## Problem description:
Find the word "right" in the records below. List each line containing it.

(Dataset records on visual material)
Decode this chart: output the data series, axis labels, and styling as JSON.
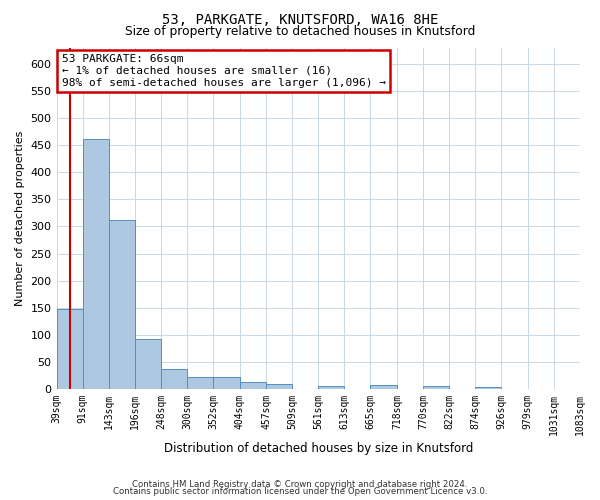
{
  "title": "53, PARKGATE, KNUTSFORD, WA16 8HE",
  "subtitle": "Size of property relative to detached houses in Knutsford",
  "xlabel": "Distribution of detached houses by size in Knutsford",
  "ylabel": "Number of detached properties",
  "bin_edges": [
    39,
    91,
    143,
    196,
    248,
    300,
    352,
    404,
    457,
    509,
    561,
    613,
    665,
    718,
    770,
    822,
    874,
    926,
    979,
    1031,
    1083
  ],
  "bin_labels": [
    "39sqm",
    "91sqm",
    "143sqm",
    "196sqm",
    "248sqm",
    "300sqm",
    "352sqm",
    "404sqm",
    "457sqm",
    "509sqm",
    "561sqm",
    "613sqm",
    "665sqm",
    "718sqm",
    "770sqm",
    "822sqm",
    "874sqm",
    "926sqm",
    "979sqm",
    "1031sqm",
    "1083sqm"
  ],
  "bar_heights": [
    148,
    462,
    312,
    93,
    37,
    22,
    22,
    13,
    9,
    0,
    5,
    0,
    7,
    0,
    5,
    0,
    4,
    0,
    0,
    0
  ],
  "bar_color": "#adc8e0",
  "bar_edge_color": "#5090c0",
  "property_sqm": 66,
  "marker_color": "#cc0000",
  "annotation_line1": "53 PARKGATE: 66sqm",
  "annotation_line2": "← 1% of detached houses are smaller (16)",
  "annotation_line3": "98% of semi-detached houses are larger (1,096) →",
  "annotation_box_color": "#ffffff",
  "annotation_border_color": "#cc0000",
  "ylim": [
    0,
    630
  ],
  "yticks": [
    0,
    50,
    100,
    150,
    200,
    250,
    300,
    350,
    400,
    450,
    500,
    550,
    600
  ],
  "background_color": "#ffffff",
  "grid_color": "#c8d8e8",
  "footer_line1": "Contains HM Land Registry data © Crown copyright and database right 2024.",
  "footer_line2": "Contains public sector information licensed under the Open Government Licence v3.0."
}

==

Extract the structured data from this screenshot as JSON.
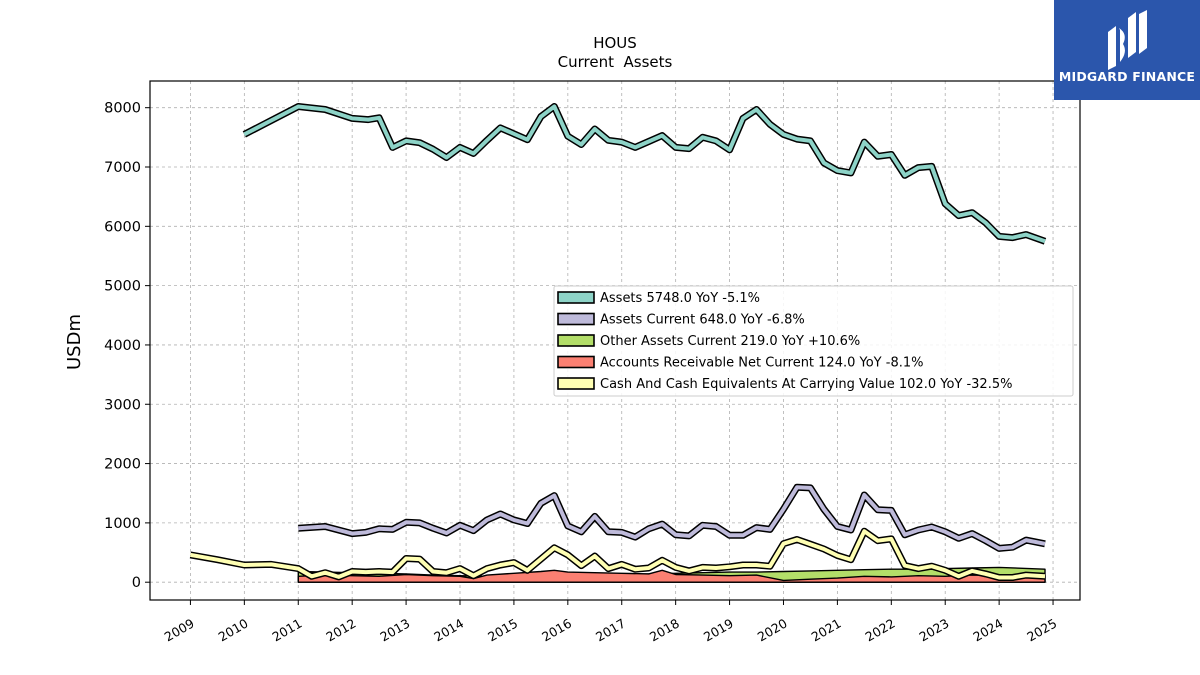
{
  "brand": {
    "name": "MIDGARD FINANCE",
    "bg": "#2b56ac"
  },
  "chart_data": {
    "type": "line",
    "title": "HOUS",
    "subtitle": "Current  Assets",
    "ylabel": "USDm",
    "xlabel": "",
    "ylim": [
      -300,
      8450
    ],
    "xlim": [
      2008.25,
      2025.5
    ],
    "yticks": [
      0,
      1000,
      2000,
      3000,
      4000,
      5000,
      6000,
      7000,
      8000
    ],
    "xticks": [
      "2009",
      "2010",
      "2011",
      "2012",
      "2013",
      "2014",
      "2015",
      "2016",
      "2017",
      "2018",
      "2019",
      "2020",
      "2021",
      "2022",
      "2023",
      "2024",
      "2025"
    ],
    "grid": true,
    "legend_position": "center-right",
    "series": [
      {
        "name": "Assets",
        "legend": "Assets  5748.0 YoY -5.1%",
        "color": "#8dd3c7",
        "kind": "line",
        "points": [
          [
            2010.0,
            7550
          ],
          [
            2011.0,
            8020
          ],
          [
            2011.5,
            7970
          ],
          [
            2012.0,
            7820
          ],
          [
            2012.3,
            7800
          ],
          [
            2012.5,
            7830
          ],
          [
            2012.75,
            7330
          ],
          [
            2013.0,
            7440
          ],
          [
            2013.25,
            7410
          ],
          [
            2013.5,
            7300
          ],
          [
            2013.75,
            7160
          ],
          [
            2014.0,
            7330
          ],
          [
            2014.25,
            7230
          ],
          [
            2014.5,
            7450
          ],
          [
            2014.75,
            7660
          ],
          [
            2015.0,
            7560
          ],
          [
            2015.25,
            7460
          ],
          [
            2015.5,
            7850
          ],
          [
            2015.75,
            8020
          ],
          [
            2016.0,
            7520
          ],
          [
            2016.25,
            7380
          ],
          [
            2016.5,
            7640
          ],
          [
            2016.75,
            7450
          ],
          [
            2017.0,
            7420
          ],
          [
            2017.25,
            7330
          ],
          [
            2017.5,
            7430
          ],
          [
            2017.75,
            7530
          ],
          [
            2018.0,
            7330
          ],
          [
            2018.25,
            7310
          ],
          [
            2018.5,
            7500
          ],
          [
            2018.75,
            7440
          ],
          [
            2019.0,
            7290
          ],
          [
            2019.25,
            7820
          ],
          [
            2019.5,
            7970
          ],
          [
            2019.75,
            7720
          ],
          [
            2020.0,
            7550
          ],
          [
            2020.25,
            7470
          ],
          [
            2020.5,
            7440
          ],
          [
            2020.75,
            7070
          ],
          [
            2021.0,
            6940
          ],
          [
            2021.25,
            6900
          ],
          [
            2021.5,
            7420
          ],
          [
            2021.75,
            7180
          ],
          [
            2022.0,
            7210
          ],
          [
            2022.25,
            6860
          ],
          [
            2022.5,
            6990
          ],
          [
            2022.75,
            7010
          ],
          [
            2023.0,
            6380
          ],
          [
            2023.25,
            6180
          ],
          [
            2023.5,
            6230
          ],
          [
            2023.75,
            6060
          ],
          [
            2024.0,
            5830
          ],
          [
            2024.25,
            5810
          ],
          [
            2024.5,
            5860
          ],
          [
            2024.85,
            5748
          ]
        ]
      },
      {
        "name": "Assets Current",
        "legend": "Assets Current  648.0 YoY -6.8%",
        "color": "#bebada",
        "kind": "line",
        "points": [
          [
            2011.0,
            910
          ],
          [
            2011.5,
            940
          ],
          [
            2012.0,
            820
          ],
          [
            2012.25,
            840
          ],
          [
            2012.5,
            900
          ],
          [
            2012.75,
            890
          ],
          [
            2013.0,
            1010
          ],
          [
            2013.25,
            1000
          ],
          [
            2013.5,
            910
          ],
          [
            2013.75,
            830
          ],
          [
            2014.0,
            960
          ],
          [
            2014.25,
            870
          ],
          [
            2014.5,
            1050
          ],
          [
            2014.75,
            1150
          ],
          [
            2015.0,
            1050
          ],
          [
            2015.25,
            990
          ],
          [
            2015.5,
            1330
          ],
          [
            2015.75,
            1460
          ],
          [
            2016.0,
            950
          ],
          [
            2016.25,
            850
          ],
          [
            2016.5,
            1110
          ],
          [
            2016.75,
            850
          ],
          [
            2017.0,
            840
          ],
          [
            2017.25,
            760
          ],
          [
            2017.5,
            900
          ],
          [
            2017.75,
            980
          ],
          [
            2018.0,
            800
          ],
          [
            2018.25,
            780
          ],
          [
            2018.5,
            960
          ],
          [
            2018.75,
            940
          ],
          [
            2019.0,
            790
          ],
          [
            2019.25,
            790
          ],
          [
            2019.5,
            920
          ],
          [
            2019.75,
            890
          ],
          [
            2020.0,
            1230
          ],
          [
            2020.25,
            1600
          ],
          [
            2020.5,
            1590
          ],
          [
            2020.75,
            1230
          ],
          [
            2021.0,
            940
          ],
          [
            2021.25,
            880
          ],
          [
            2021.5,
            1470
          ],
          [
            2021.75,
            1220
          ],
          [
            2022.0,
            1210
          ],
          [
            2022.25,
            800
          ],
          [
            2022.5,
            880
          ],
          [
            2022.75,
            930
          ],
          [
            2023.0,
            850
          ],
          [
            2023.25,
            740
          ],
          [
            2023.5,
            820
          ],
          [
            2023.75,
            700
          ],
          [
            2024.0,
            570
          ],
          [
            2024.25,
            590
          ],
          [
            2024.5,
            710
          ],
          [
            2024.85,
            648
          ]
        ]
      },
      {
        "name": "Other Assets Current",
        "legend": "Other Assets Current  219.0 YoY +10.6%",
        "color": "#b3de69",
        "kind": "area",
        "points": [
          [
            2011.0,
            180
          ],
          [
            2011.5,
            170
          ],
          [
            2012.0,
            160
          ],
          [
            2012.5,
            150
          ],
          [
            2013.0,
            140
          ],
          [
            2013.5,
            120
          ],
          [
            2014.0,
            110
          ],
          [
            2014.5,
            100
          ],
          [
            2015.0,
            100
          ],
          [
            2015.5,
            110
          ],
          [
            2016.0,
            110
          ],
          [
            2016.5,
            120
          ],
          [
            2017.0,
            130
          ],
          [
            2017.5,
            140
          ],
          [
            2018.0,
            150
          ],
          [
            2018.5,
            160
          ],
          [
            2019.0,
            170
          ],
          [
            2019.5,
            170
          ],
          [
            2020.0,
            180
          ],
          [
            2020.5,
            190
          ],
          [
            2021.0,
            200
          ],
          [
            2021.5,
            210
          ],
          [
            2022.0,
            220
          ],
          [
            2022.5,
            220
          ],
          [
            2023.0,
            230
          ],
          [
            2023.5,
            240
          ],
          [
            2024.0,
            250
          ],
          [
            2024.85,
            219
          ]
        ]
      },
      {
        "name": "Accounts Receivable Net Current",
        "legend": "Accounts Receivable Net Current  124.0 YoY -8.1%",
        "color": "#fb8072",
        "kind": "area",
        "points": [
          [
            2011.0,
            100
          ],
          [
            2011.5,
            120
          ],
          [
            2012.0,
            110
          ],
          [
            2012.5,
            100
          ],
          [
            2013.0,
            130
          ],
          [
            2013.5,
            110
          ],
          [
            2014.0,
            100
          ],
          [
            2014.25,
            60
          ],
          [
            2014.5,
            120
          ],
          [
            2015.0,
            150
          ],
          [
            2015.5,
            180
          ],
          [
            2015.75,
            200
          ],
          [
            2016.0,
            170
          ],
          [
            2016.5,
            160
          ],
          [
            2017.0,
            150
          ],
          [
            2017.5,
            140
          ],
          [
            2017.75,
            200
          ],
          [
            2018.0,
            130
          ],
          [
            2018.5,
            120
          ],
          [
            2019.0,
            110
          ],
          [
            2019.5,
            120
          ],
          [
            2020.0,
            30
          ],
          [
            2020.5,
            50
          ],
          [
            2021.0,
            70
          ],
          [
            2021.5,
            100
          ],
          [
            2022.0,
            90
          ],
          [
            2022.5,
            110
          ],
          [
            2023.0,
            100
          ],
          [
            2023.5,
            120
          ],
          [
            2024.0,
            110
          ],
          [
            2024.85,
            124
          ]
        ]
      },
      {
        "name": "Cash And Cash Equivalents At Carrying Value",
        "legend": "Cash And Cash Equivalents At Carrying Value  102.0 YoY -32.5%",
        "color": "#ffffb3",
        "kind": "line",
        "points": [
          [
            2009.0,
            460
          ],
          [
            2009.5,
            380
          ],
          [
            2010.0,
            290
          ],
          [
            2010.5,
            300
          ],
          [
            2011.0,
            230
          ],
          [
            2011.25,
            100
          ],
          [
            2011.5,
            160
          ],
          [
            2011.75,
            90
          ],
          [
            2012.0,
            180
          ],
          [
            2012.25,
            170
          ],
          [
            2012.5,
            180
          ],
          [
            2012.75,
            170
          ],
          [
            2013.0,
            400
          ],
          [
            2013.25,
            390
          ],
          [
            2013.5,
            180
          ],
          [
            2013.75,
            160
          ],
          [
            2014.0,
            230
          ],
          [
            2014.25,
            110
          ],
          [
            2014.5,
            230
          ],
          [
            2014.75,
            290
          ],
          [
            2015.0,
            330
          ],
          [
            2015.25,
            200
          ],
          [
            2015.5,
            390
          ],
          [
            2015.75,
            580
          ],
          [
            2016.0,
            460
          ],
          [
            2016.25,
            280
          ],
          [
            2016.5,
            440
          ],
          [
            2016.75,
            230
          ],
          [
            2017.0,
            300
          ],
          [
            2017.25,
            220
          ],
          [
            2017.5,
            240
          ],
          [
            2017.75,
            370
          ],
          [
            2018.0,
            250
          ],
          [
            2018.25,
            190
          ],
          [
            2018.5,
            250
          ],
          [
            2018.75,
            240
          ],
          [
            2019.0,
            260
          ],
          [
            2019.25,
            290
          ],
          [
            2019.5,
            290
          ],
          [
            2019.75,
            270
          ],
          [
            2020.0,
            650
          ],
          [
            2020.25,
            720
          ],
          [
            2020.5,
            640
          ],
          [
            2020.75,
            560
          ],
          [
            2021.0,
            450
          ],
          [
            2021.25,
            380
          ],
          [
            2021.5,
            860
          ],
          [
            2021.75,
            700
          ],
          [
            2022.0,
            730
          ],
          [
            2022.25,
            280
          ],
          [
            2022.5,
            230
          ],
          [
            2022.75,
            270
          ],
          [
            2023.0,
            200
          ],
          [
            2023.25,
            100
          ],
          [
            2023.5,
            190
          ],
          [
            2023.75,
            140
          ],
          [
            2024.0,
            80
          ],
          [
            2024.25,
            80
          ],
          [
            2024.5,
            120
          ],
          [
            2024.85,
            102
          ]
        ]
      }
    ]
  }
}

* * *

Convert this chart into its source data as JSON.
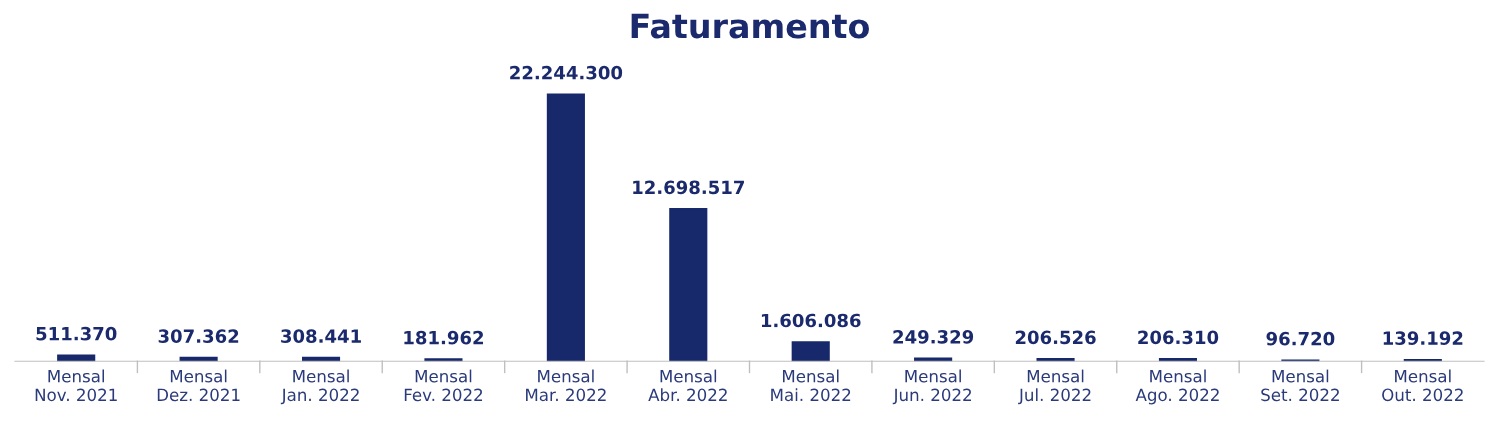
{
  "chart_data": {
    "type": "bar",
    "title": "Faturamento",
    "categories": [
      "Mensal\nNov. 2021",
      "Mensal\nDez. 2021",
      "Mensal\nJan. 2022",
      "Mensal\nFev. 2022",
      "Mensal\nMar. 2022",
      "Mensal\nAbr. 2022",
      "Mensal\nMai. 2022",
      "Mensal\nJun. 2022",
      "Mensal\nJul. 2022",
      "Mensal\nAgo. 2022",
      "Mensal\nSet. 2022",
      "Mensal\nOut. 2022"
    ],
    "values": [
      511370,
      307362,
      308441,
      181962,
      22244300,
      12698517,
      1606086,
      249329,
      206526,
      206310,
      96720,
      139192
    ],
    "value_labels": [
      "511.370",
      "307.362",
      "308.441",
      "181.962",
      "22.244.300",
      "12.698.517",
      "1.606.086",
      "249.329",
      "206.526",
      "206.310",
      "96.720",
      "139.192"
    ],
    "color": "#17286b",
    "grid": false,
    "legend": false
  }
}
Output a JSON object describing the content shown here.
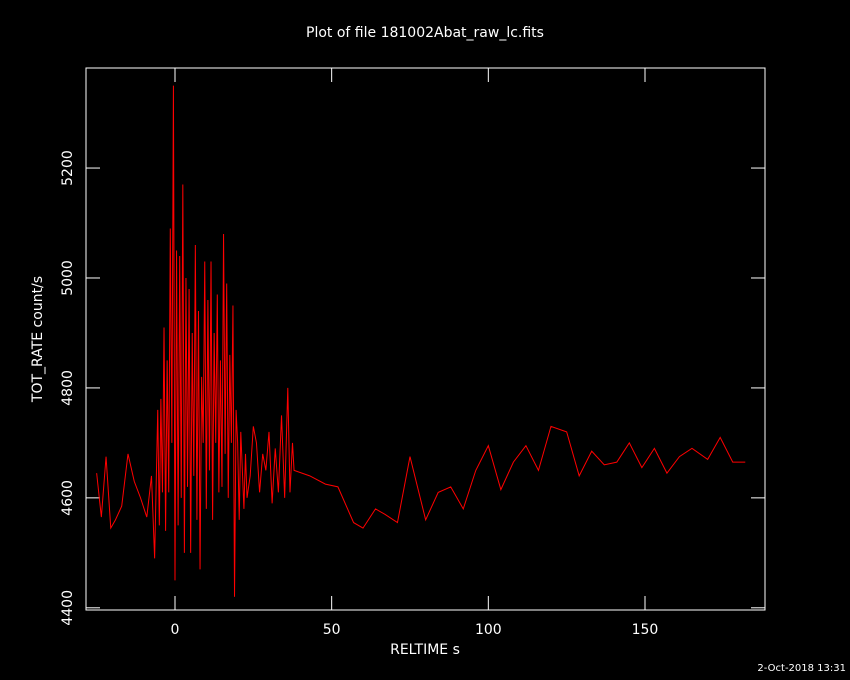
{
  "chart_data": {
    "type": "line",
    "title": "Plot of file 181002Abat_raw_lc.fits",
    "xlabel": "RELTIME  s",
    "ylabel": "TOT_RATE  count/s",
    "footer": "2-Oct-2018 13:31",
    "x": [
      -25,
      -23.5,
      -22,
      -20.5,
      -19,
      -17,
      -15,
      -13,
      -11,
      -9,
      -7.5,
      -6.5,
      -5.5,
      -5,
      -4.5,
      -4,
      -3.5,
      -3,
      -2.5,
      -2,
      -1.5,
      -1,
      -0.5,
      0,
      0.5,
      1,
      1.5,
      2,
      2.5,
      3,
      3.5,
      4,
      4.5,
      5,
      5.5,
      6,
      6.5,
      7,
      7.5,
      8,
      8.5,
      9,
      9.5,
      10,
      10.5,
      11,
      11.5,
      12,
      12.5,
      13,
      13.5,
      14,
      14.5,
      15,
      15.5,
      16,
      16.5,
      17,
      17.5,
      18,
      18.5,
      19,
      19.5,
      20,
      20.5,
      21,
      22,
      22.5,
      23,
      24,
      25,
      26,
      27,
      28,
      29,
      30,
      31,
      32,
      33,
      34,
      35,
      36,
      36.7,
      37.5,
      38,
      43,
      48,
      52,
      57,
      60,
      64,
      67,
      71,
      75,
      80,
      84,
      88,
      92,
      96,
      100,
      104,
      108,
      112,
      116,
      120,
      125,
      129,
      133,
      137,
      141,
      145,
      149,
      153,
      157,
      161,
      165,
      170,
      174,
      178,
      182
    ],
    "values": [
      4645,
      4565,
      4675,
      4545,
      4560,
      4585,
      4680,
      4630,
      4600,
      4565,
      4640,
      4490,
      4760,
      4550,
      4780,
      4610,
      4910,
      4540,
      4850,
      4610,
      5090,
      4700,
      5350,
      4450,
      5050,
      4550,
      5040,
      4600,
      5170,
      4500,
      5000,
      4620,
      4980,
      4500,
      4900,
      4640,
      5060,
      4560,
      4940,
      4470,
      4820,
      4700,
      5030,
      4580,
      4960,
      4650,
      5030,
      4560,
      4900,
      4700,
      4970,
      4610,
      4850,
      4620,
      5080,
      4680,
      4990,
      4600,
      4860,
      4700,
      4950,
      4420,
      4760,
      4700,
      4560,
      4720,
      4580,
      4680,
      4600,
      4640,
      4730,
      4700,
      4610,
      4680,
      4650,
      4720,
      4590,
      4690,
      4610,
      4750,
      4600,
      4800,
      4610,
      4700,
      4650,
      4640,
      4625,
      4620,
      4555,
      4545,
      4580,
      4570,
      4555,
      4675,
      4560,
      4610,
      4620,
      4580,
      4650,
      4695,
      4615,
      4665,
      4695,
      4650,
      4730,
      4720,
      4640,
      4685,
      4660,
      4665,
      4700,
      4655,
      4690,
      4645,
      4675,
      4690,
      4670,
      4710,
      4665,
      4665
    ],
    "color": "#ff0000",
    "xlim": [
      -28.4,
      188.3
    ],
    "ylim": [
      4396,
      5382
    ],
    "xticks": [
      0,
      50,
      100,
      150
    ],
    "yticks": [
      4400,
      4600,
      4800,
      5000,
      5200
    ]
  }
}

## Result of this task:
  "footer_line1": "Contains HM Land Registry data © Crown copyright and database right 2024.",
    "legend_position": "center-right",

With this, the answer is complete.